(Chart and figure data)
=======

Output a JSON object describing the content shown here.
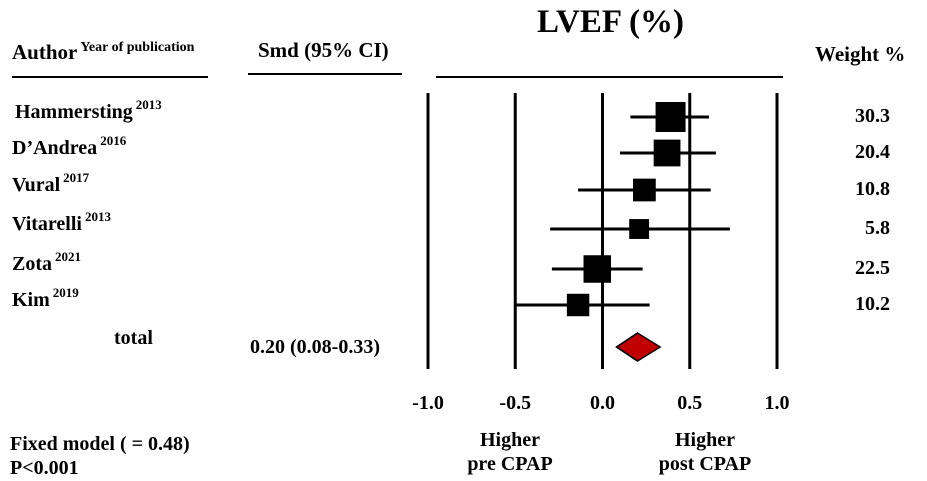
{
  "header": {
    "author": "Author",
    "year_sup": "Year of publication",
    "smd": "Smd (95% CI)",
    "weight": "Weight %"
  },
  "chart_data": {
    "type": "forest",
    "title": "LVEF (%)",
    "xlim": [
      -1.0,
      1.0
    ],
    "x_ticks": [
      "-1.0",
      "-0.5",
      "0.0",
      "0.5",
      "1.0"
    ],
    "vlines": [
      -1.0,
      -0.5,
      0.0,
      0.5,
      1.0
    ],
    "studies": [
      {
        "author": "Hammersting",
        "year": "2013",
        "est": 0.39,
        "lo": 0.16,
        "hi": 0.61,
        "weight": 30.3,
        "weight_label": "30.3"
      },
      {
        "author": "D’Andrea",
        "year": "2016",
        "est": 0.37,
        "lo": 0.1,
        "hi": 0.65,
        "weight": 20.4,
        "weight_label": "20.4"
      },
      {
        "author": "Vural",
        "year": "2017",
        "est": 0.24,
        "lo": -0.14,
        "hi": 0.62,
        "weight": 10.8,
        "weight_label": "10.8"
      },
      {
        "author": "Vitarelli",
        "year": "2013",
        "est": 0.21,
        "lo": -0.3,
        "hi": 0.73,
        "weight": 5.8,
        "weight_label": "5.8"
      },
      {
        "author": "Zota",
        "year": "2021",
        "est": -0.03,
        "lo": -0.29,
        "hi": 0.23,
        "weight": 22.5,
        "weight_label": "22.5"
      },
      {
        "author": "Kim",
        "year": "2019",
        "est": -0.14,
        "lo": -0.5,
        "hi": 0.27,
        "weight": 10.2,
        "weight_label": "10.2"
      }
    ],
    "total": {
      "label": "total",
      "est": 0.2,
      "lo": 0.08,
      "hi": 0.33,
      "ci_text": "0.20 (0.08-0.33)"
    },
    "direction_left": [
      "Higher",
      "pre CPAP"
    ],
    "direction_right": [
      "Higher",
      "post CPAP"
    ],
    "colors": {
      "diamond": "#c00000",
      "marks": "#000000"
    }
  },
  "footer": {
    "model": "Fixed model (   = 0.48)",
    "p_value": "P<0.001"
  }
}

=======

## Directions for this task
Print all entries exactly. The images do not belong in the copy.

## Correct answer
Output a JSON object describing the content shown here.
{
  "header": {
    "author": "Author",
    "year_sup": "Year of publication",
    "smd": "Smd (95% CI)",
    "weight": "Weight %"
  },
  "chart_data": {
    "type": "forest",
    "title": "LVEF (%)",
    "xlim": [
      -1.0,
      1.0
    ],
    "x_ticks": [
      "-1.0",
      "-0.5",
      "0.0",
      "0.5",
      "1.0"
    ],
    "vlines": [
      -1.0,
      -0.5,
      0.0,
      0.5,
      1.0
    ],
    "studies": [
      {
        "author": "Hammersting",
        "year": "2013",
        "est": 0.39,
        "lo": 0.16,
        "hi": 0.61,
        "weight": 30.3,
        "weight_label": "30.3"
      },
      {
        "author": "D’Andrea",
        "year": "2016",
        "est": 0.37,
        "lo": 0.1,
        "hi": 0.65,
        "weight": 20.4,
        "weight_label": "20.4"
      },
      {
        "author": "Vural",
        "year": "2017",
        "est": 0.24,
        "lo": -0.14,
        "hi": 0.62,
        "weight": 10.8,
        "weight_label": "10.8"
      },
      {
        "author": "Vitarelli",
        "year": "2013",
        "est": 0.21,
        "lo": -0.3,
        "hi": 0.73,
        "weight": 5.8,
        "weight_label": "5.8"
      },
      {
        "author": "Zota",
        "year": "2021",
        "est": -0.03,
        "lo": -0.29,
        "hi": 0.23,
        "weight": 22.5,
        "weight_label": "22.5"
      },
      {
        "author": "Kim",
        "year": "2019",
        "est": -0.14,
        "lo": -0.5,
        "hi": 0.27,
        "weight": 10.2,
        "weight_label": "10.2"
      }
    ],
    "total": {
      "label": "total",
      "est": 0.2,
      "lo": 0.08,
      "hi": 0.33,
      "ci_text": "0.20 (0.08-0.33)"
    },
    "direction_left": [
      "Higher",
      "pre CPAP"
    ],
    "direction_right": [
      "Higher",
      "post CPAP"
    ],
    "colors": {
      "diamond": "#c00000",
      "marks": "#000000"
    }
  },
  "footer": {
    "model": "Fixed model (   = 0.48)",
    "p_value": "P<0.001"
  }
}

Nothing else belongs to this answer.